## Excerpted text
=====
The paraphilia in question seems to me obviously disordered and unhealthy, dangerous, ghastly, and degrading. But if I were making a list of Greatest American Social Problems, that would probably be down around 1,129,844 in the rankings—it is bananas, but it is exceedingly rare. Rarity should matter, but we have a tendency to fixate on threats, possibilities, and social situations that are exotic and extreme, on remote possibilities that command the imagination, however unlikely they may be. I sometimes describe this as the Moose Principle: We worry a great deal about shark attacks, but sharks are way, way down on the list of animals that are likely to kill you, well behind wasps and bees, well behind the mass-murdering global menace that is the mosquito, and, in the realm of megafauna, behind cows and horses, domestic dogs, and that great noble giant of North America, the moose, an enormous, territorial, and sometimes aggressive creature that will stomp you into goo if provoked. But there isn’t any “Moose Week” on Discovery. Jaws gets great ratings, and Bullwinkle J. Moose does not.
=====
## Provided material
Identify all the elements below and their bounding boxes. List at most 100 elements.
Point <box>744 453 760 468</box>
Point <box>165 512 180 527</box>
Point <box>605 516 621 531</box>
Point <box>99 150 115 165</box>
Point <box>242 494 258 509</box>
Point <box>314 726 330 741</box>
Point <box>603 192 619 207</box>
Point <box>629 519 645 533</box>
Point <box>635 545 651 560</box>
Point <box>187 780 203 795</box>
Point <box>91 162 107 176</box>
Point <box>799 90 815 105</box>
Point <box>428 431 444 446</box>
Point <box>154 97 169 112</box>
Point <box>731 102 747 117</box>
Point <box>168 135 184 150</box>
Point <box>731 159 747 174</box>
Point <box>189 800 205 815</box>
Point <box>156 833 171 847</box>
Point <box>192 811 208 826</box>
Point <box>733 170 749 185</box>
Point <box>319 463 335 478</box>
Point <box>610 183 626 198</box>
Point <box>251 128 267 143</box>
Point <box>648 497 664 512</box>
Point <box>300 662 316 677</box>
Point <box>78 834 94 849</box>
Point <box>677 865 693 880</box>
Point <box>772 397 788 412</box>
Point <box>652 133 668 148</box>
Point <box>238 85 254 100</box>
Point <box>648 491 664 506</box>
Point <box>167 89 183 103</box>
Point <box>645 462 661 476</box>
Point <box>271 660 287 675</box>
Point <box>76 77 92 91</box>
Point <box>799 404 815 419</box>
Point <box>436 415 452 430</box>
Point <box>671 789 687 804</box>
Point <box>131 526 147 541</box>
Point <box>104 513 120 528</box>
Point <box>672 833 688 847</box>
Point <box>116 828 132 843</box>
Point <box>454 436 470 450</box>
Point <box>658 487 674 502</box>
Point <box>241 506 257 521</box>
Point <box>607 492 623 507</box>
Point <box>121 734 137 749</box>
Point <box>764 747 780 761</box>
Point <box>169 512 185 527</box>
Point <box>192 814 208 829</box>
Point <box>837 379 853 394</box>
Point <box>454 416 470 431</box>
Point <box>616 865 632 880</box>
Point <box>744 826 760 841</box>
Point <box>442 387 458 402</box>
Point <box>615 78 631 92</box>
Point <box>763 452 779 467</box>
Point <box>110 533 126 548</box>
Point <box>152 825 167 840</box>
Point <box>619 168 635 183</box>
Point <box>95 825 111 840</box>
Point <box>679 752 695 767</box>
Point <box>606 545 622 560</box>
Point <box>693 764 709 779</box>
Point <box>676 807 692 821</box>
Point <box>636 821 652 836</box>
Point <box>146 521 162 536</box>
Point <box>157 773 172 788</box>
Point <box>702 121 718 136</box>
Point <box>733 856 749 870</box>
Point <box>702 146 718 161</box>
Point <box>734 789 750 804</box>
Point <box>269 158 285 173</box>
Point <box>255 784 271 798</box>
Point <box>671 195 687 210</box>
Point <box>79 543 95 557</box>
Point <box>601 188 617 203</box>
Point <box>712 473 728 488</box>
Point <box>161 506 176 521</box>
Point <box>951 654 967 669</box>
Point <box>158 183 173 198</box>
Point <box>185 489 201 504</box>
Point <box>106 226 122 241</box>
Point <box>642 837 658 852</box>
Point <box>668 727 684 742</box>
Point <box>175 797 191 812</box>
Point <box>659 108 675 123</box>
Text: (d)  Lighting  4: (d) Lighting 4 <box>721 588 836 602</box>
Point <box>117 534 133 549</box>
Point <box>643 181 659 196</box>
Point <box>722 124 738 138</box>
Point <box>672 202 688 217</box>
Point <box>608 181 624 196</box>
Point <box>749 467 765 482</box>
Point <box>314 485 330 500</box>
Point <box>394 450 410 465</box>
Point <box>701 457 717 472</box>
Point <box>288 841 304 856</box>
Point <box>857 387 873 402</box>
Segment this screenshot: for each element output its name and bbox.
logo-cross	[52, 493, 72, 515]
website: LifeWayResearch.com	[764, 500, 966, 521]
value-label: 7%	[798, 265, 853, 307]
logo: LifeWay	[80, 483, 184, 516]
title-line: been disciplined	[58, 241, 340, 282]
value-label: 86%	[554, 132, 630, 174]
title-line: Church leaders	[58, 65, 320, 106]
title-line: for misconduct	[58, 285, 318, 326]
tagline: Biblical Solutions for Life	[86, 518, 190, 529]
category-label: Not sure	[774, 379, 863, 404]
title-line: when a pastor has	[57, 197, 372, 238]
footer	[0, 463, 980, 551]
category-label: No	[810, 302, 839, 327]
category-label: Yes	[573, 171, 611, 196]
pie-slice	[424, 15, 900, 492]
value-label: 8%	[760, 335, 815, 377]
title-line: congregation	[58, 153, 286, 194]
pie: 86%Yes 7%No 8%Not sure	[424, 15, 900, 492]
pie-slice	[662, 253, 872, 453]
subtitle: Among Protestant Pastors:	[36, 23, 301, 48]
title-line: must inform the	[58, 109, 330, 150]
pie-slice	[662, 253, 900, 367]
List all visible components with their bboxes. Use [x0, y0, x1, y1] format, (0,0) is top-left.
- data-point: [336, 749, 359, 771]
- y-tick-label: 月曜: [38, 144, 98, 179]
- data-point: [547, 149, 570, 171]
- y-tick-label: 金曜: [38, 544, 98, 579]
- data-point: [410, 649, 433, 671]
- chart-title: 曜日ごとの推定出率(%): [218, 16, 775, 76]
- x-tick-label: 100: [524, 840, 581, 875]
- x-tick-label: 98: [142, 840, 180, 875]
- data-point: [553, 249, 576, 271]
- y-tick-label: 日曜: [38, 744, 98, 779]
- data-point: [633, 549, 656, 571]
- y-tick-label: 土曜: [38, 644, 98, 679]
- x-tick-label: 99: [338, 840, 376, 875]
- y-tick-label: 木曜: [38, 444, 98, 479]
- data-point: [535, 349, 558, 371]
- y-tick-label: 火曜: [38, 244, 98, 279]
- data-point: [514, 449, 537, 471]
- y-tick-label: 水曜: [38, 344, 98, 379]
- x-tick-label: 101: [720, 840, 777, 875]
=====
## Task requirements
1. Answer these about the excerpt on the Moose Principle:
(a) Around what number would the paraphilia probably fall in a ranking of Greatest American Social Problems?
(b) What does the writer say there isn't any of on Discovery?
(c) Which title gets great ratings, in contrast to Bullwinkle J. Moose?
2. The excerpt on the Moose Principle names animals that rank ahead of sharks on the list of animals likely to kill you. List every one of them.

## Answers by task
1.
(a) Around 1,129,844.
(b) "Moose Week."
(c) Jaws.

2. Wasps, bees, the mosquito, cows, horses, domestic dogs, the moose